↓
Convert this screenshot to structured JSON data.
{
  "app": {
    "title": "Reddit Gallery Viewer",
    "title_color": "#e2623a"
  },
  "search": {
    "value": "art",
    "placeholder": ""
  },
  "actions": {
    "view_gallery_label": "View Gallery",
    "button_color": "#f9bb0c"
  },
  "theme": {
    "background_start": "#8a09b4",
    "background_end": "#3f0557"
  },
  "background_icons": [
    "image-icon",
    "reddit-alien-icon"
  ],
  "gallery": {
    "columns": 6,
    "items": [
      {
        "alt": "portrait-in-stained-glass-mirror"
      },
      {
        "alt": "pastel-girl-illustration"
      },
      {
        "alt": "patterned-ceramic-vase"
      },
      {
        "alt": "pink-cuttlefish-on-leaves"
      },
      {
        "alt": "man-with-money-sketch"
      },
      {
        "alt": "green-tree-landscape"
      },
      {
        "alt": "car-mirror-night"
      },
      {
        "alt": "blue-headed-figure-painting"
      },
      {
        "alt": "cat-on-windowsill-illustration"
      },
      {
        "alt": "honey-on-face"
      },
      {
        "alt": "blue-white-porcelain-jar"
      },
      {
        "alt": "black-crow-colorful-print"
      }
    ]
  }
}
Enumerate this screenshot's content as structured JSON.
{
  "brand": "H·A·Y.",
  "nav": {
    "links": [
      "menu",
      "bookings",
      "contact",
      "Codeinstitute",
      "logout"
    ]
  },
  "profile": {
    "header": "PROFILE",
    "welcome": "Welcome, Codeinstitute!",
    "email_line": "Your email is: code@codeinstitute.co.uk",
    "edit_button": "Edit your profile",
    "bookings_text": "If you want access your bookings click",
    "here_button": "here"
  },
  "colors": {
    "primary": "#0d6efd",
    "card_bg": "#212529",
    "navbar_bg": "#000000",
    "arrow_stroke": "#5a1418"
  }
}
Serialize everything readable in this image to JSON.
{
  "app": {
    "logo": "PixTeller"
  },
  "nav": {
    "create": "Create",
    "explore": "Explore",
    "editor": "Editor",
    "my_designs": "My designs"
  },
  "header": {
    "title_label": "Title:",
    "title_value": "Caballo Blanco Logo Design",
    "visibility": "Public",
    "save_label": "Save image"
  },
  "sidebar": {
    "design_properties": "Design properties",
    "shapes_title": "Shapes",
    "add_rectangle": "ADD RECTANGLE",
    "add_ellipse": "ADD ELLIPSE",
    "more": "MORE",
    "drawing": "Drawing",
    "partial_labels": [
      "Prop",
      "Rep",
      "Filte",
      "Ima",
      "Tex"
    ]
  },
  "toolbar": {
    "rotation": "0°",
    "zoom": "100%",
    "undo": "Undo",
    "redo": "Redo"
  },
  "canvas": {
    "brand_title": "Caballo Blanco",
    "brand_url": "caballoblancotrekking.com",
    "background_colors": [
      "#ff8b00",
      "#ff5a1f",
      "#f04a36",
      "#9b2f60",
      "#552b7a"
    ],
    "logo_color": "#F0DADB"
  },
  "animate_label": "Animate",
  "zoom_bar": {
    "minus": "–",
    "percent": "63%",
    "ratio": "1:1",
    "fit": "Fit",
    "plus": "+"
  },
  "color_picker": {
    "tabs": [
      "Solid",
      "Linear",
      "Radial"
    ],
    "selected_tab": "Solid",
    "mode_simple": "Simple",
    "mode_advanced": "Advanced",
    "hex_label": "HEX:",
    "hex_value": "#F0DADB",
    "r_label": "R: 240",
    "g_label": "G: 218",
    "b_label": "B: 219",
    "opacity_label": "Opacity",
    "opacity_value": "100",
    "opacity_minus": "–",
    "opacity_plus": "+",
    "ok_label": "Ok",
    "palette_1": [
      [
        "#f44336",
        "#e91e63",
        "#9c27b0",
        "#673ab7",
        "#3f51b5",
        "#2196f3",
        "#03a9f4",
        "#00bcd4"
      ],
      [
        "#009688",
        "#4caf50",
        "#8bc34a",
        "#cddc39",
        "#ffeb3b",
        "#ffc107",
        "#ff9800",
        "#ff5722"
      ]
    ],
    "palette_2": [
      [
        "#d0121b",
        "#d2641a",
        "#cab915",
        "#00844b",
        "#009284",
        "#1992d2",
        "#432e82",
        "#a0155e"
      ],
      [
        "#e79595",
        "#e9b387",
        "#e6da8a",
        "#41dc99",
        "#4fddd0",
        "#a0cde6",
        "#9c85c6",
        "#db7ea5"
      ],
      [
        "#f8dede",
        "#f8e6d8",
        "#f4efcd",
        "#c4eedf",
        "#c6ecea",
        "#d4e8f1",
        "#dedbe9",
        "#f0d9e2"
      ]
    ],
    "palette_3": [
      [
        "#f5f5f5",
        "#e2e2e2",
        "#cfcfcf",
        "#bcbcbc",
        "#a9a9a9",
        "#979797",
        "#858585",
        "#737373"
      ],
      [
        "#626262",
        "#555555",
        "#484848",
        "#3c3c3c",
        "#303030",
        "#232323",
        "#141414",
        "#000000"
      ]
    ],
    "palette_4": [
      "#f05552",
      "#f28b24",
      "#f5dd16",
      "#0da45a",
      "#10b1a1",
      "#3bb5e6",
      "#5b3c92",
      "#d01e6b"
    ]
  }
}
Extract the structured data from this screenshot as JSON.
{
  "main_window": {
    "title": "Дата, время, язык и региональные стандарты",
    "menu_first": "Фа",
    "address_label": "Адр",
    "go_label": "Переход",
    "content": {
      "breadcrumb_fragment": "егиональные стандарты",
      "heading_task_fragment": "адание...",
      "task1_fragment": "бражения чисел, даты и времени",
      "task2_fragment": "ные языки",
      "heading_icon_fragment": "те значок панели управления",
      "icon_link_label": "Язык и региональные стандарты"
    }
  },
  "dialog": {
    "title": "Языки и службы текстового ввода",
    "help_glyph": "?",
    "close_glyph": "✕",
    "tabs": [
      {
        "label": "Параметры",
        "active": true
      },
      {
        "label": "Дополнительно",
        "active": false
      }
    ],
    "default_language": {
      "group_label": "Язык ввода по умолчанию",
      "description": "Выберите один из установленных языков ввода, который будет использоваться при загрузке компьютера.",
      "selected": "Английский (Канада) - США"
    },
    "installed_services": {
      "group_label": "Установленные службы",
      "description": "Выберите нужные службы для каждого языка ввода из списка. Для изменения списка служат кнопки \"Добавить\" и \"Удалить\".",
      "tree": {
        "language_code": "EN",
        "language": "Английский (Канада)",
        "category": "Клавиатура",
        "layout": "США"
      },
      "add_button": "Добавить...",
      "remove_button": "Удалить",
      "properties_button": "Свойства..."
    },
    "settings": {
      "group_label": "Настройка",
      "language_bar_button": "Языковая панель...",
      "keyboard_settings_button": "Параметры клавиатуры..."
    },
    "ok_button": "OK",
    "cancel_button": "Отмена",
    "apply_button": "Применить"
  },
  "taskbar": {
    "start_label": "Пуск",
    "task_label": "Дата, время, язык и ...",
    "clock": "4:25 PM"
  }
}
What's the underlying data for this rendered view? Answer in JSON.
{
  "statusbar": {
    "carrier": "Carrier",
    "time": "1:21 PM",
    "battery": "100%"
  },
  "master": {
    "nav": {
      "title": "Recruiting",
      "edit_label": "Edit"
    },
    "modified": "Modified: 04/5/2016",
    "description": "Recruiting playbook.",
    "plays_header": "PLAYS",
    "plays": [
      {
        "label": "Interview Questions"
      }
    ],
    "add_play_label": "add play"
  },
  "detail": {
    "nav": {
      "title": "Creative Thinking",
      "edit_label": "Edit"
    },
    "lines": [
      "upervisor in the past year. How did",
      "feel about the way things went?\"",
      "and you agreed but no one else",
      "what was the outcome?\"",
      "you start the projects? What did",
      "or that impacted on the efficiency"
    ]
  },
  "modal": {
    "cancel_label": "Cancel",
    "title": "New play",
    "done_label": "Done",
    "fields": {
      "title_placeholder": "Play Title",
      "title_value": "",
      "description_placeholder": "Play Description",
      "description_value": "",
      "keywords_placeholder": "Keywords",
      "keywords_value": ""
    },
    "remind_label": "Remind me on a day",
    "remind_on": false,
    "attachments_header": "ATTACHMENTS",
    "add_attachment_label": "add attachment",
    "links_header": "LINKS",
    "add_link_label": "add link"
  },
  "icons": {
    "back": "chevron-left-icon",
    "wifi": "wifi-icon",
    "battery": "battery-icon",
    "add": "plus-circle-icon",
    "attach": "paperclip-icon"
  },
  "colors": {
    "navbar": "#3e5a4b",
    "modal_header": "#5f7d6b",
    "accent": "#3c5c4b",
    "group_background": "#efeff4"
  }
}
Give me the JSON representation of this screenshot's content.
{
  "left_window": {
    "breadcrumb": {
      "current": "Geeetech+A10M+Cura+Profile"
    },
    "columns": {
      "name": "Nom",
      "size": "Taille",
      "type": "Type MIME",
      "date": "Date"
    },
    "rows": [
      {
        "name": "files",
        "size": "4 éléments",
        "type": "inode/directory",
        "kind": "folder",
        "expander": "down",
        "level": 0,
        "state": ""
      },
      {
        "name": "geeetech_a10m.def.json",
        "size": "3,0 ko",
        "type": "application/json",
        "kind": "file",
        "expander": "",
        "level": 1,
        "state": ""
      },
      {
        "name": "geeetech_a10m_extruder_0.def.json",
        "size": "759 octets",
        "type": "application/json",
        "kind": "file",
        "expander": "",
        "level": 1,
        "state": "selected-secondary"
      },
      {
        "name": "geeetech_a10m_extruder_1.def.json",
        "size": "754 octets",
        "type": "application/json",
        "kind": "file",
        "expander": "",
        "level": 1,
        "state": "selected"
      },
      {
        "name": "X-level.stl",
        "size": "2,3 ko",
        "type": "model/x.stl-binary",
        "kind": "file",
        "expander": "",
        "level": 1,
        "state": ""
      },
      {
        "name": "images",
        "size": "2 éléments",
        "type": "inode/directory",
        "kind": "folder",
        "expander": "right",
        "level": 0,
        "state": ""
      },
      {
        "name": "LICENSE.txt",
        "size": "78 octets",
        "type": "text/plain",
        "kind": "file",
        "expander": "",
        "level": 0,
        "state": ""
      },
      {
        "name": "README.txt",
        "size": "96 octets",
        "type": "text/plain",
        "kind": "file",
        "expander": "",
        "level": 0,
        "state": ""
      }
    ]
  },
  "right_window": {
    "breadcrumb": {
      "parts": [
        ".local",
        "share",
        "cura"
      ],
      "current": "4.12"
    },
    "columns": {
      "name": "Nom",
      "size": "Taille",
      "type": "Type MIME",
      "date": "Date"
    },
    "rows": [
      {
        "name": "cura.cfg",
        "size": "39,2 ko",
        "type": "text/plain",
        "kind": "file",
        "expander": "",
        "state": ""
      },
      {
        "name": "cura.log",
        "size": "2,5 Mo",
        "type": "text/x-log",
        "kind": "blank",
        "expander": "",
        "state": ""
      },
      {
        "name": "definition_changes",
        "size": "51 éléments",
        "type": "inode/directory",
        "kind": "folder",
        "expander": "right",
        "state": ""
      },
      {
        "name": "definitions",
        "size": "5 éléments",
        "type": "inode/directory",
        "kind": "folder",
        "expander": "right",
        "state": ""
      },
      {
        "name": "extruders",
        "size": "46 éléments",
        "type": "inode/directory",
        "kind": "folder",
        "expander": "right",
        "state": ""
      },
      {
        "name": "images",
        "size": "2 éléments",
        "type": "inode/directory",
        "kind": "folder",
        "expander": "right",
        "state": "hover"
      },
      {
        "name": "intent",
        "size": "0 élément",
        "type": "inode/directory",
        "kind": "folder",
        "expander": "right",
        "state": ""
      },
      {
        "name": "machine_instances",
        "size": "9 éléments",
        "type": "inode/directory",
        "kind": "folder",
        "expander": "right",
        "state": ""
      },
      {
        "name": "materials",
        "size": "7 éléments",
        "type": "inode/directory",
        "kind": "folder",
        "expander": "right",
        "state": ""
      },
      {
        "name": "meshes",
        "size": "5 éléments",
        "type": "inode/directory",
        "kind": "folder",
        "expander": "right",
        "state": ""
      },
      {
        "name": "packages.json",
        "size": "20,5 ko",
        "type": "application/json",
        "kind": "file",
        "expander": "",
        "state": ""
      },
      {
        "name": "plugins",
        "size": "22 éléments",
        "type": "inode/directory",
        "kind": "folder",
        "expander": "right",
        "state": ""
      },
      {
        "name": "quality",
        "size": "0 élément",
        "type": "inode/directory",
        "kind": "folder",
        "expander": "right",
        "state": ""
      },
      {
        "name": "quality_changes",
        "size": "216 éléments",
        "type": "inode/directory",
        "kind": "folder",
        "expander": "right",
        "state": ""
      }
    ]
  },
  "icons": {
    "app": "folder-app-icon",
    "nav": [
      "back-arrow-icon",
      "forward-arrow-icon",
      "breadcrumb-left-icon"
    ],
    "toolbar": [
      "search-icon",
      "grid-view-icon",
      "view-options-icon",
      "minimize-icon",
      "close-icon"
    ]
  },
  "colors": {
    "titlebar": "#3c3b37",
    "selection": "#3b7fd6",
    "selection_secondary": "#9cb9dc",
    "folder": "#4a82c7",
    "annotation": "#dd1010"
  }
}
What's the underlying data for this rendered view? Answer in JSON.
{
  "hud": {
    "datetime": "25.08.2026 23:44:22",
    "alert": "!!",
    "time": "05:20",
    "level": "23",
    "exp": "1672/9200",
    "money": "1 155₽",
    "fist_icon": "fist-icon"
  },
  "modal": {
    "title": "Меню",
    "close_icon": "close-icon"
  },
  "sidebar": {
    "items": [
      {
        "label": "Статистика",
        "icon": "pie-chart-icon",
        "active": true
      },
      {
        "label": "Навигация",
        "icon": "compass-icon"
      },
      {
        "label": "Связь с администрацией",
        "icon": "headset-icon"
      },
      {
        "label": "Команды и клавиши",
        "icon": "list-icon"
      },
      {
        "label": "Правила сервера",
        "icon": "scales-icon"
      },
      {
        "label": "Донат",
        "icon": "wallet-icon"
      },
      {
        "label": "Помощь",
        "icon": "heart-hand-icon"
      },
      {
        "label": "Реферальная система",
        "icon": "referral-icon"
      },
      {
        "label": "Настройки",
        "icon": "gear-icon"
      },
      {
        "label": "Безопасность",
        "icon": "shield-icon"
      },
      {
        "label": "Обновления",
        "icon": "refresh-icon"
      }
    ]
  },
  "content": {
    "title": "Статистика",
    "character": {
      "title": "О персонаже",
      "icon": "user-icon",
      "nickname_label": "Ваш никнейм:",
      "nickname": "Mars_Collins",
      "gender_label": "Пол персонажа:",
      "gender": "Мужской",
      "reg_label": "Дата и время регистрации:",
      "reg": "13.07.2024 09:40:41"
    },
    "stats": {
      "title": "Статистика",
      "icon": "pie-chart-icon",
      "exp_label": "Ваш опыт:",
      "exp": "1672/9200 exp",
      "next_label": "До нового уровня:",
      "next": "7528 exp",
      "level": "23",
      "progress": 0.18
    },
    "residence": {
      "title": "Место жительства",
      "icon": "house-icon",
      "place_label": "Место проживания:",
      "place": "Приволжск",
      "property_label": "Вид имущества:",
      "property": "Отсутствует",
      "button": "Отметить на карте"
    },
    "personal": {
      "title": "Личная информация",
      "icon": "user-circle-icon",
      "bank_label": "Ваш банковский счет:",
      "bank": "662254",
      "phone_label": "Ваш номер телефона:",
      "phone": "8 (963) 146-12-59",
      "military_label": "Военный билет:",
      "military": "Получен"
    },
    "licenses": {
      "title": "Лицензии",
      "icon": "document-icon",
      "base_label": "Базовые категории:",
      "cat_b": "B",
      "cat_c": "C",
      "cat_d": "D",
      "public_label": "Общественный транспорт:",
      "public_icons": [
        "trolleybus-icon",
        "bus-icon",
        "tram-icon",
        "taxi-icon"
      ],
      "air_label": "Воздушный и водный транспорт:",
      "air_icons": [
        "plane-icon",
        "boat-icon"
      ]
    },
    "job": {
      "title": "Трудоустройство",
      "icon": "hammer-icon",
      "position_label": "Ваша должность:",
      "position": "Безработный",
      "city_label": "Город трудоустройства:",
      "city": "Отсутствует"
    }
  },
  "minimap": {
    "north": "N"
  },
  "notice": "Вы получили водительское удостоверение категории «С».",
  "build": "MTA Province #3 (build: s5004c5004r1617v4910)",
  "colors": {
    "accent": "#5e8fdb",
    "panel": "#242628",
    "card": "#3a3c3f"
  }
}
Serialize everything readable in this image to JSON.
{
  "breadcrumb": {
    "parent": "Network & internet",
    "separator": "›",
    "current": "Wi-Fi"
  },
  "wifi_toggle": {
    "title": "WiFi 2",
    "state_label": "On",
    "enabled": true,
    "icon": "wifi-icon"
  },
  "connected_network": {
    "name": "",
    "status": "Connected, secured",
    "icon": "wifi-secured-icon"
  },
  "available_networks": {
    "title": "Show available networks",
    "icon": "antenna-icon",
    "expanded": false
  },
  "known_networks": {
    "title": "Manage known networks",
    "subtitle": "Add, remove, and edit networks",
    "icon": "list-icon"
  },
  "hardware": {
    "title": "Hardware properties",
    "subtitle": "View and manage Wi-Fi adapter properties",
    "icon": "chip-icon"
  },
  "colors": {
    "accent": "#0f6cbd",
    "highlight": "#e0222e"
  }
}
↑
Show each line holding the word "время".

    "title": "Дата, время, язык и региональные стандарты",
    "task_label": "Дата, время, язык и ...",
      "reg_label": "Дата и время регистрации:",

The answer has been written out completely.